Written problem ->
Check each line of the data below for the word "kind", then extract the ones that have it.

-- begin Information shown --

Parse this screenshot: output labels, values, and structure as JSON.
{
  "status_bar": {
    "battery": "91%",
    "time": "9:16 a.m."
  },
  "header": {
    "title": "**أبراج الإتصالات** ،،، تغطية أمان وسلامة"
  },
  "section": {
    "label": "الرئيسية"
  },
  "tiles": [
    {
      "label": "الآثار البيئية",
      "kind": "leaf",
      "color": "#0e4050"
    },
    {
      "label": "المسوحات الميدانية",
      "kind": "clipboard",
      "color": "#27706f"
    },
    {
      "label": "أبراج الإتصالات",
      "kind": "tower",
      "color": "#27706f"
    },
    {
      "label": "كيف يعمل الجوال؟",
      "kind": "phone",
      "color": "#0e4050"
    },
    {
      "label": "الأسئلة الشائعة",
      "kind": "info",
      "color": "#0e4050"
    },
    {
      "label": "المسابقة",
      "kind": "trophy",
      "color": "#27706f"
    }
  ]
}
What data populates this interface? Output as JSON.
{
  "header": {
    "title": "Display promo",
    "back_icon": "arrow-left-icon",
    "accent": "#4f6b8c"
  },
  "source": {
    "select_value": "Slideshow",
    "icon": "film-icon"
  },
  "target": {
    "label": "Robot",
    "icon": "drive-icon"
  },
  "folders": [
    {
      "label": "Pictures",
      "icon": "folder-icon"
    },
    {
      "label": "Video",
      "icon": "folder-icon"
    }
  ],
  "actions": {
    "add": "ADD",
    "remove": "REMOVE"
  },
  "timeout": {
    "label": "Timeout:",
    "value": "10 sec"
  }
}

-- end Information shown --

Complete answer ->
      "kind": "leaf",
      "kind": "clipboard",
      "kind": "tower",
      "kind": "phone",
      "kind": "info",
      "kind": "trophy",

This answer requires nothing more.